>>>
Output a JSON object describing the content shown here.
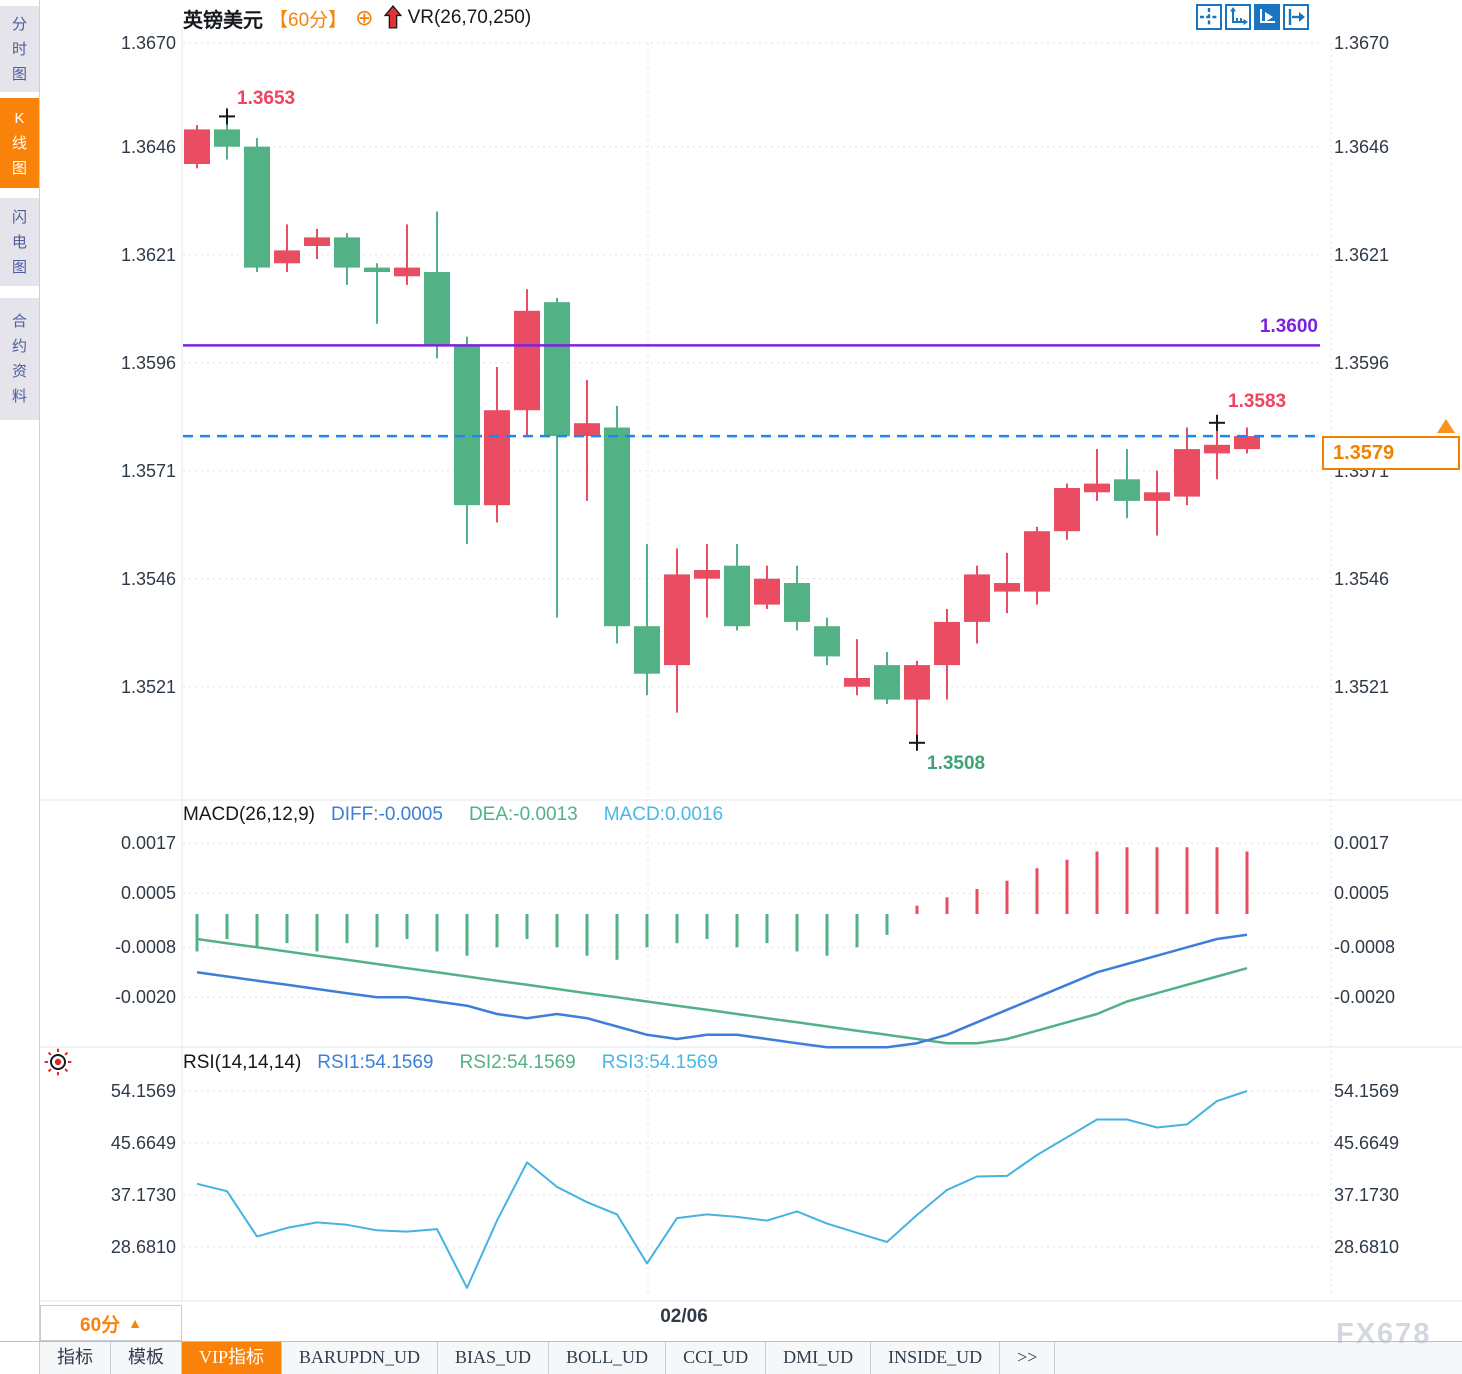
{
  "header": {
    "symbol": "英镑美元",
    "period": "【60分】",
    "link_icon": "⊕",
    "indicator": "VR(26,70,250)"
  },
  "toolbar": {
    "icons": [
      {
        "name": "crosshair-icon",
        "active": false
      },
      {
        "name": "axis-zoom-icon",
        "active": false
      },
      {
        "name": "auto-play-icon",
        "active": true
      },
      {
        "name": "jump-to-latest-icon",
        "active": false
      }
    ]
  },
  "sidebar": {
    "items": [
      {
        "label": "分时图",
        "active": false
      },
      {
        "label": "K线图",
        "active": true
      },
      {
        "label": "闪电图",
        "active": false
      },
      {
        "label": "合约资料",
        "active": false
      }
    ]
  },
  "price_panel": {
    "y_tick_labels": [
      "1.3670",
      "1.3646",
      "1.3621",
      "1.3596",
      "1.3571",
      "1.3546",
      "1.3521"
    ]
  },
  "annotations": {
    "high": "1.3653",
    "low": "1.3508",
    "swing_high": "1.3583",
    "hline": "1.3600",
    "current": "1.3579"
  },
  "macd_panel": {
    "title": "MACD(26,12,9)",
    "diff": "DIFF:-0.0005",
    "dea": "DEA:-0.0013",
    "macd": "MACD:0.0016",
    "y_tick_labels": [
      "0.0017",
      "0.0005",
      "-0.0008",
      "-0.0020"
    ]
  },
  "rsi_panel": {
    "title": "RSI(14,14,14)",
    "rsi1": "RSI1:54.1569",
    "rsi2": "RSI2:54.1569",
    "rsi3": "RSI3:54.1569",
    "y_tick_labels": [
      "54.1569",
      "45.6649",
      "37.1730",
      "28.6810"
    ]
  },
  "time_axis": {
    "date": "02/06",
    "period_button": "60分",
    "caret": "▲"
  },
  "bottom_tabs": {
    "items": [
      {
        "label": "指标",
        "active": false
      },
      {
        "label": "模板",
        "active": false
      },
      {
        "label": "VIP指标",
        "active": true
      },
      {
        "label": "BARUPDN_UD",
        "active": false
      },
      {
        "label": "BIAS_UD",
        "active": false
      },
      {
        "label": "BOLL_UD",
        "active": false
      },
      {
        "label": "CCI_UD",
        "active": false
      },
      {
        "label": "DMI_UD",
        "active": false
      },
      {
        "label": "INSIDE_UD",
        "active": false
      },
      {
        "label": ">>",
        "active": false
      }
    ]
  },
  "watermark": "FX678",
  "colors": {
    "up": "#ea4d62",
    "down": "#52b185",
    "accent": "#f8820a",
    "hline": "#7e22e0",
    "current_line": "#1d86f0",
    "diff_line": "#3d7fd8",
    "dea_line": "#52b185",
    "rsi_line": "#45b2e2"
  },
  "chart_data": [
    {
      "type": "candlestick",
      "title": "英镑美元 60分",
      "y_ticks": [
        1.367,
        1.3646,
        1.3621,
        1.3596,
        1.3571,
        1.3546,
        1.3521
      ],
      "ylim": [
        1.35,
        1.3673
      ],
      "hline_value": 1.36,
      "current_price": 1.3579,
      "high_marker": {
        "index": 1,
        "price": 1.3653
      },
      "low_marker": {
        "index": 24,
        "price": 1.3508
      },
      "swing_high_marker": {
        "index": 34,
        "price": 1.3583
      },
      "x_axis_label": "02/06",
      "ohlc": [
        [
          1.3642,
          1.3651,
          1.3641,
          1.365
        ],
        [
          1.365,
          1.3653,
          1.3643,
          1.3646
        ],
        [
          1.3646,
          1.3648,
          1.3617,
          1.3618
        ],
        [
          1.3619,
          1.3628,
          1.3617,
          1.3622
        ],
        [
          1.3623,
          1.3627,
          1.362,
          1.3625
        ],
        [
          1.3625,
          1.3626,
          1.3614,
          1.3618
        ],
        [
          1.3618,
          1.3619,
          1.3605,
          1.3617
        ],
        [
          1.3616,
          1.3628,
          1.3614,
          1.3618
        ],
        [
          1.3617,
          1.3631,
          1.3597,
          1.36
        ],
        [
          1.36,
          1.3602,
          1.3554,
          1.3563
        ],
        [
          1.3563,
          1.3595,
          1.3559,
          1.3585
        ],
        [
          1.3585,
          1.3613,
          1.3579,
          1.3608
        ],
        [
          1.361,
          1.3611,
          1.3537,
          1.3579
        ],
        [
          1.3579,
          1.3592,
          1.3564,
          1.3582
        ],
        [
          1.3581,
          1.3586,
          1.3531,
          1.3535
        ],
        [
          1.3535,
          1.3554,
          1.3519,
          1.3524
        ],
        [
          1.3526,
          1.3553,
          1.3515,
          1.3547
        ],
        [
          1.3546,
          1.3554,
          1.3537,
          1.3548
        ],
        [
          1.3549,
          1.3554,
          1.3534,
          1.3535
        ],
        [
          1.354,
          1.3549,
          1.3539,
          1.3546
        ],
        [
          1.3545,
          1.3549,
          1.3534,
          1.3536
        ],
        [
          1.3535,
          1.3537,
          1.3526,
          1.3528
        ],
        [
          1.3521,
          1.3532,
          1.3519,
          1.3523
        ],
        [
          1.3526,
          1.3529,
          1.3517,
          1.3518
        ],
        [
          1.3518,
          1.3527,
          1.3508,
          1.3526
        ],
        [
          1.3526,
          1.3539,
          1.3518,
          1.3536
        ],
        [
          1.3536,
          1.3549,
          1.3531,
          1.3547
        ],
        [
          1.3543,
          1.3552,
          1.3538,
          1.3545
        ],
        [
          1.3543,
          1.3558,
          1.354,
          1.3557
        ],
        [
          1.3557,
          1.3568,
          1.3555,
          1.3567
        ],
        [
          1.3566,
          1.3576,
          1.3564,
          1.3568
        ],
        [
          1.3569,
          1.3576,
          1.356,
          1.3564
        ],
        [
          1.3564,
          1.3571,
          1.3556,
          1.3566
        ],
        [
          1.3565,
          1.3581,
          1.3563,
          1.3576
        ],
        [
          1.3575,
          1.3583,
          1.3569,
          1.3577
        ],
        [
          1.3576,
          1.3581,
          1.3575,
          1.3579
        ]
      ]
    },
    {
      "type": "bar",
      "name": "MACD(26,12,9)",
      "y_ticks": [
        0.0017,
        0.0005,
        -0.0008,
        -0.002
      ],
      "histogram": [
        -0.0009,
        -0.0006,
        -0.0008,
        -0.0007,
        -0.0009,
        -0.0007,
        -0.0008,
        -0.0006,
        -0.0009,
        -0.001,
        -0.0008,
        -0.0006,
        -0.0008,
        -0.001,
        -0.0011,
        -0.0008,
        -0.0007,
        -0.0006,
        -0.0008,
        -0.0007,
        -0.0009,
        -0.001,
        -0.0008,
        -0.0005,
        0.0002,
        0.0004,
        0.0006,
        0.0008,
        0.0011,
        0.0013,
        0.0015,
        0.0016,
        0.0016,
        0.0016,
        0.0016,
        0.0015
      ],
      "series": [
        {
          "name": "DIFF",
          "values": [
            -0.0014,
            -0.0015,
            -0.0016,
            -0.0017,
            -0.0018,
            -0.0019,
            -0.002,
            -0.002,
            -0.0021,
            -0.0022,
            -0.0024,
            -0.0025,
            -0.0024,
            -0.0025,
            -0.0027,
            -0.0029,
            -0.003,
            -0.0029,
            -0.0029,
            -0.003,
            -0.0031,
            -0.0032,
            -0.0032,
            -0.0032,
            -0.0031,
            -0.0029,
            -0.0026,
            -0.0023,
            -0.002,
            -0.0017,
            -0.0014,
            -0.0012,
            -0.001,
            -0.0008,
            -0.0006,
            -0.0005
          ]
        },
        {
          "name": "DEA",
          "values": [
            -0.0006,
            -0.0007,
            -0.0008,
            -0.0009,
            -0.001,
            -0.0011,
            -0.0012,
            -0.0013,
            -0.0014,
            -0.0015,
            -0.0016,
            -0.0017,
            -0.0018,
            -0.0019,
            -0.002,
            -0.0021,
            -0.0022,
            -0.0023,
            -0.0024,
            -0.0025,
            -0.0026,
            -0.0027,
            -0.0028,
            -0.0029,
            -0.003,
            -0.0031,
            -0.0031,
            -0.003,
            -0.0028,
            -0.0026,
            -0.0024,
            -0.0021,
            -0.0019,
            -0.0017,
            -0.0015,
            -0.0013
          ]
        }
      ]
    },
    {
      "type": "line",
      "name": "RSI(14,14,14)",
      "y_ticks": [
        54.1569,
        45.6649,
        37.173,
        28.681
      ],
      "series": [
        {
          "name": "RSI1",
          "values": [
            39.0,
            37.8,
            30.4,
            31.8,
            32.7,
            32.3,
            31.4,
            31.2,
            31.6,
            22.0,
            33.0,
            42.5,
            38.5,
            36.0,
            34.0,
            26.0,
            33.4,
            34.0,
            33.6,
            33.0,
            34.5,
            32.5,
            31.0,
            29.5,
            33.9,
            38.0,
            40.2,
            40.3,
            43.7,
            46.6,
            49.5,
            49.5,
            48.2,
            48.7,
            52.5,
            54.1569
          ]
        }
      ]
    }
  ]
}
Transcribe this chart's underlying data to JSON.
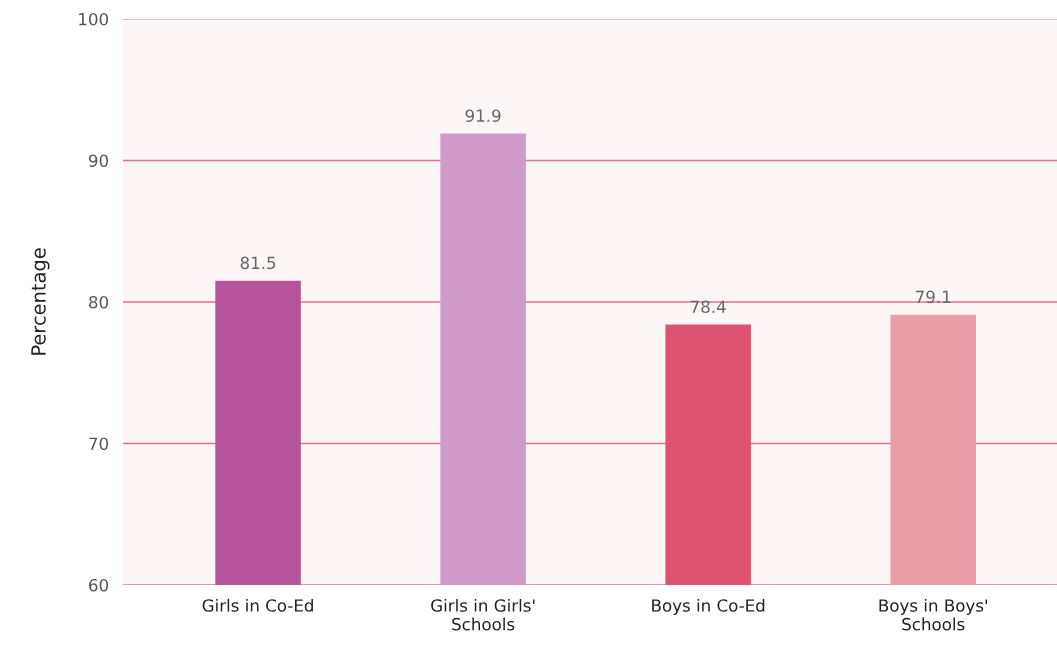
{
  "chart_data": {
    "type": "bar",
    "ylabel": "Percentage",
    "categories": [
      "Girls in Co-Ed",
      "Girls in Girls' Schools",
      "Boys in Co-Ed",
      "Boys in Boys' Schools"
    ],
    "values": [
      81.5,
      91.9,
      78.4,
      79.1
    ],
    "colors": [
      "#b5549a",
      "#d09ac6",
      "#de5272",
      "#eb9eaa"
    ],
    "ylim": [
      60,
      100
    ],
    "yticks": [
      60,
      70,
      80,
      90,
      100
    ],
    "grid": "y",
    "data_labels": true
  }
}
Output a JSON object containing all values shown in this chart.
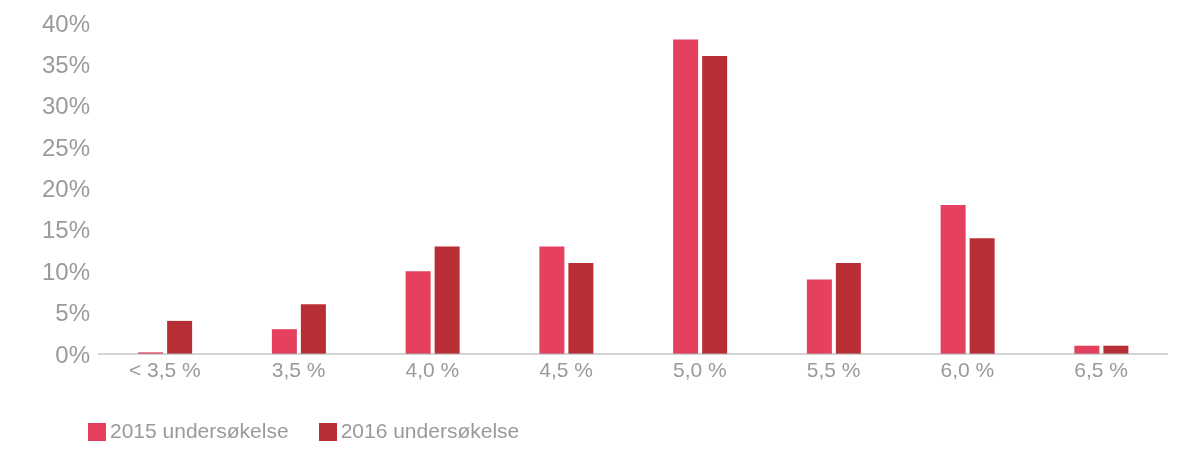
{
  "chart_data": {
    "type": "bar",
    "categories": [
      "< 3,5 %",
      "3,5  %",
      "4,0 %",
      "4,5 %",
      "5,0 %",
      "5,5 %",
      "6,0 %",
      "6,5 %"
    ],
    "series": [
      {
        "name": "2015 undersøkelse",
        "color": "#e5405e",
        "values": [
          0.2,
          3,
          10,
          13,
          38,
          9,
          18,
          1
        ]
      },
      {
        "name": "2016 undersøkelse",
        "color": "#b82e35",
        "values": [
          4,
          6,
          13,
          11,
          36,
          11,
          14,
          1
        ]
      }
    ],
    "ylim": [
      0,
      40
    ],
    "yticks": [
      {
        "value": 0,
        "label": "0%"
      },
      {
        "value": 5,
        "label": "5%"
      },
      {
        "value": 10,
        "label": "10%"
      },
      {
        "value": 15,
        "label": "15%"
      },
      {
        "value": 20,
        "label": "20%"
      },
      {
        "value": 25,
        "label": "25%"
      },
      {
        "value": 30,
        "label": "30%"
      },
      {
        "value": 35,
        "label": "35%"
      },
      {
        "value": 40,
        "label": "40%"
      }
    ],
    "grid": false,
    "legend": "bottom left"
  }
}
<<<
Task goal ▸
Using the records above, gather all lines where the string "Schools" is present.

Result ▸
      "Girls in Girls' Schools",
      "Boys in Boys' Schools"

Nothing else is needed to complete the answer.